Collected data
-----

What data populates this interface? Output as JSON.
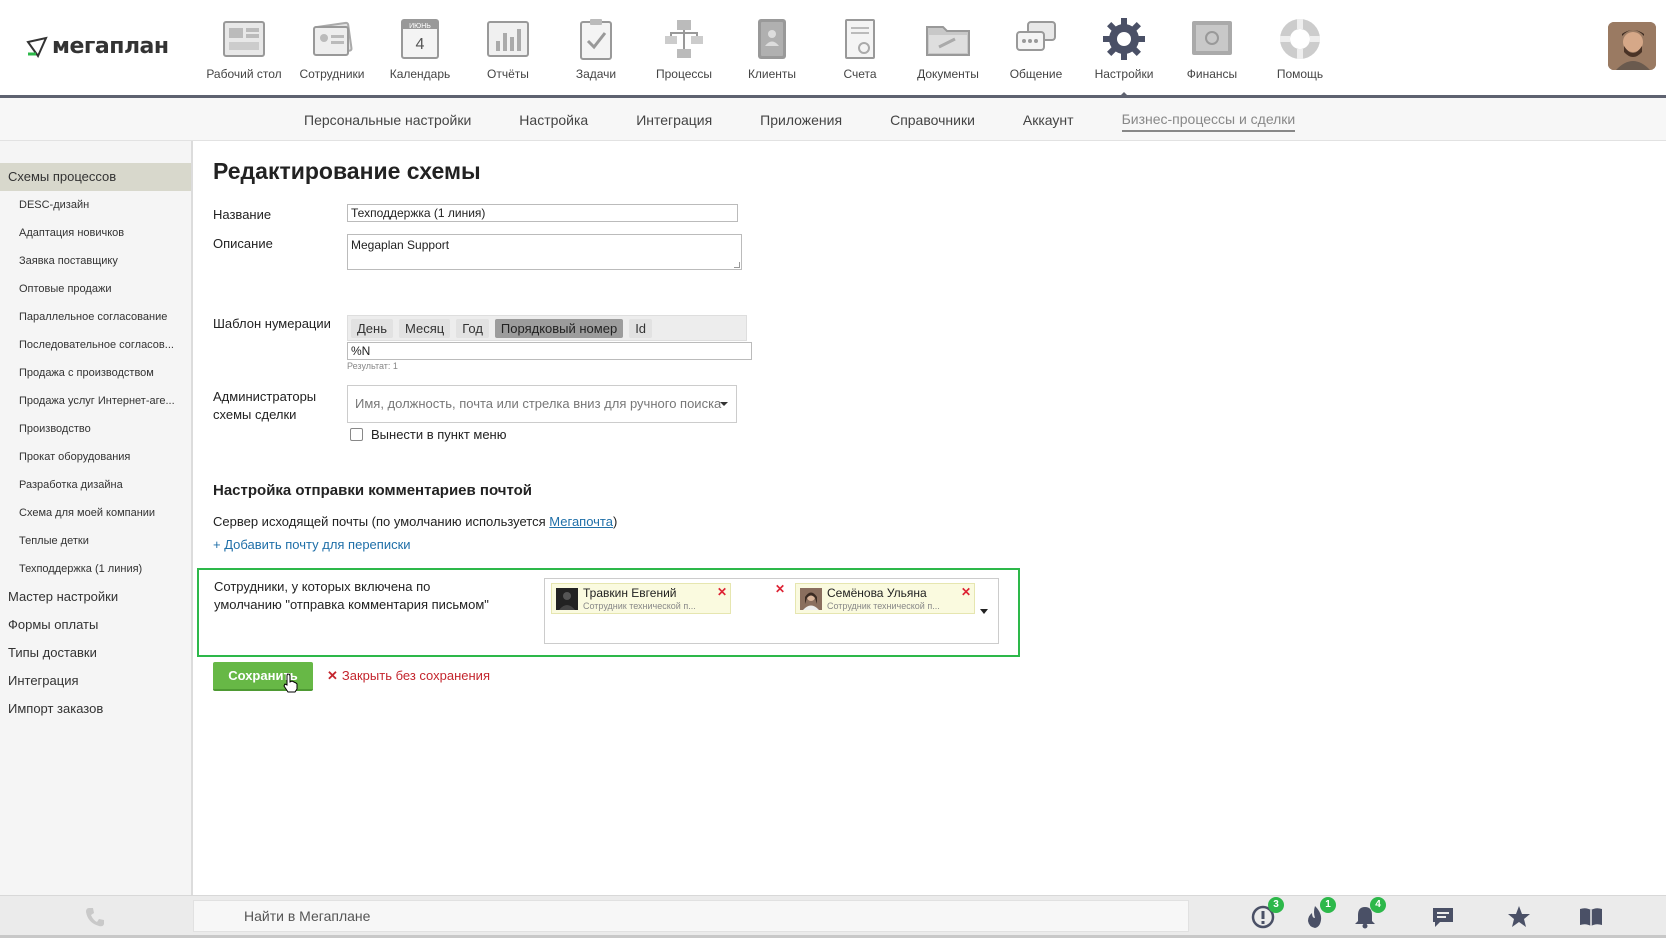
{
  "brand": {
    "logo_text": "мегаплан",
    "accent": "#2db84a"
  },
  "nav": [
    {
      "label": "Рабочий стол",
      "icon": "desktop-icon"
    },
    {
      "label": "Сотрудники",
      "icon": "employees-icon"
    },
    {
      "label": "Календарь",
      "icon": "calendar-icon",
      "month": "ИЮНЬ",
      "day": "4"
    },
    {
      "label": "Отчёты",
      "icon": "reports-icon"
    },
    {
      "label": "Задачи",
      "icon": "tasks-icon"
    },
    {
      "label": "Процессы",
      "icon": "processes-icon"
    },
    {
      "label": "Клиенты",
      "icon": "clients-icon"
    },
    {
      "label": "Счета",
      "icon": "invoices-icon"
    },
    {
      "label": "Документы",
      "icon": "documents-icon"
    },
    {
      "label": "Общение",
      "icon": "chat-icon"
    },
    {
      "label": "Настройки",
      "icon": "settings-gear-icon",
      "active": true
    },
    {
      "label": "Финансы",
      "icon": "finance-safe-icon"
    },
    {
      "label": "Помощь",
      "icon": "help-lifebuoy-icon"
    }
  ],
  "subnav": [
    "Персональные настройки",
    "Настройка",
    "Интеграция",
    "Приложения",
    "Справочники",
    "Аккаунт",
    "Бизнес-процессы и сделки"
  ],
  "sidebar": {
    "head": "Схемы процессов",
    "schemes": [
      "DESC-дизайн",
      "Адаптация новичков",
      "Заявка поставщику",
      "Оптовые продажи",
      "Параллельное согласование",
      "Последовательное согласов...",
      "Продажа с производством",
      "Продажа услуг Интернет-аге...",
      "Производство",
      "Прокат оборудования",
      "Разработка дизайна",
      "Схема для моей компании",
      "Теплые детки",
      "Техподдержка (1 линия)"
    ],
    "sections": [
      "Мастер настройки",
      "Формы оплаты",
      "Типы доставки",
      "Интеграция",
      "Импорт заказов"
    ]
  },
  "form": {
    "title": "Редактирование схемы",
    "name_label": "Название",
    "name_value": "Техподдержка (1 линия)",
    "desc_label": "Описание",
    "desc_value": "Megaplan Support",
    "menu_checkbox_label": "Вынести в пункт меню",
    "numbering_label": "Шаблон нумерации",
    "numbering_tokens": [
      "День",
      "Месяц",
      "Год",
      "Порядковый номер",
      "Id"
    ],
    "numbering_value": "%N",
    "numbering_result": "Результат: 1",
    "admins_label_line1": "Администраторы",
    "admins_label_line2": "схемы сделки",
    "admins_placeholder": "Имя, должность, почта или стрелка вниз для ручного поиска"
  },
  "mail": {
    "section_title": "Настройка отправки комментариев почтой",
    "server_text": "Сервер исходящей почты (по умолчанию используется ",
    "server_link": "Мегапочта",
    "server_close": ")",
    "add_link": "+ Добавить почту для переписки",
    "employees_label_line1": "Сотрудники, у которых включена по",
    "employees_label_line2": "умолчанию \"отправка комментария письмом\"",
    "employees": [
      {
        "name": "Травкин Евгений",
        "role": "Сотрудник технической п..."
      },
      {
        "name": "Семёнова Ульяна",
        "role": "Сотрудник технической п..."
      }
    ]
  },
  "actions": {
    "save": "Сохранить",
    "close": "Закрыть без сохранения"
  },
  "bottom": {
    "search_placeholder": "Найти в Мегаплане",
    "badges": {
      "alerts": "3",
      "hot": "1",
      "notifications": "4"
    }
  }
}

-----

→ **Directions for this task**:
Reproduce the whole listing above word for word, but not its pictures.

→ **Exercise output**:
What data populates this interface? Output as JSON.
{
  "brand": {
    "logo_text": "мегаплан",
    "accent": "#2db84a"
  },
  "nav": [
    {
      "label": "Рабочий стол",
      "icon": "desktop-icon"
    },
    {
      "label": "Сотрудники",
      "icon": "employees-icon"
    },
    {
      "label": "Календарь",
      "icon": "calendar-icon",
      "month": "ИЮНЬ",
      "day": "4"
    },
    {
      "label": "Отчёты",
      "icon": "reports-icon"
    },
    {
      "label": "Задачи",
      "icon": "tasks-icon"
    },
    {
      "label": "Процессы",
      "icon": "processes-icon"
    },
    {
      "label": "Клиенты",
      "icon": "clients-icon"
    },
    {
      "label": "Счета",
      "icon": "invoices-icon"
    },
    {
      "label": "Документы",
      "icon": "documents-icon"
    },
    {
      "label": "Общение",
      "icon": "chat-icon"
    },
    {
      "label": "Настройки",
      "icon": "settings-gear-icon",
      "active": true
    },
    {
      "label": "Финансы",
      "icon": "finance-safe-icon"
    },
    {
      "label": "Помощь",
      "icon": "help-lifebuoy-icon"
    }
  ],
  "subnav": [
    "Персональные настройки",
    "Настройка",
    "Интеграция",
    "Приложения",
    "Справочники",
    "Аккаунт",
    "Бизнес-процессы и сделки"
  ],
  "sidebar": {
    "head": "Схемы процессов",
    "schemes": [
      "DESC-дизайн",
      "Адаптация новичков",
      "Заявка поставщику",
      "Оптовые продажи",
      "Параллельное согласование",
      "Последовательное согласов...",
      "Продажа с производством",
      "Продажа услуг Интернет-аге...",
      "Производство",
      "Прокат оборудования",
      "Разработка дизайна",
      "Схема для моей компании",
      "Теплые детки",
      "Техподдержка (1 линия)"
    ],
    "sections": [
      "Мастер настройки",
      "Формы оплаты",
      "Типы доставки",
      "Интеграция",
      "Импорт заказов"
    ]
  },
  "form": {
    "title": "Редактирование схемы",
    "name_label": "Название",
    "name_value": "Техподдержка (1 линия)",
    "desc_label": "Описание",
    "desc_value": "Megaplan Support",
    "menu_checkbox_label": "Вынести в пункт меню",
    "numbering_label": "Шаблон нумерации",
    "numbering_tokens": [
      "День",
      "Месяц",
      "Год",
      "Порядковый номер",
      "Id"
    ],
    "numbering_value": "%N",
    "numbering_result": "Результат: 1",
    "admins_label_line1": "Администраторы",
    "admins_label_line2": "схемы сделки",
    "admins_placeholder": "Имя, должность, почта или стрелка вниз для ручного поиска"
  },
  "mail": {
    "section_title": "Настройка отправки комментариев почтой",
    "server_text": "Сервер исходящей почты (по умолчанию используется ",
    "server_link": "Мегапочта",
    "server_close": ")",
    "add_link": "+ Добавить почту для переписки",
    "employees_label_line1": "Сотрудники, у которых включена по",
    "employees_label_line2": "умолчанию \"отправка комментария письмом\"",
    "employees": [
      {
        "name": "Травкин Евгений",
        "role": "Сотрудник технической п..."
      },
      {
        "name": "Семёнова Ульяна",
        "role": "Сотрудник технической п..."
      }
    ]
  },
  "actions": {
    "save": "Сохранить",
    "close": "Закрыть без сохранения"
  },
  "bottom": {
    "search_placeholder": "Найти в Мегаплане",
    "badges": {
      "alerts": "3",
      "hot": "1",
      "notifications": "4"
    }
  }
}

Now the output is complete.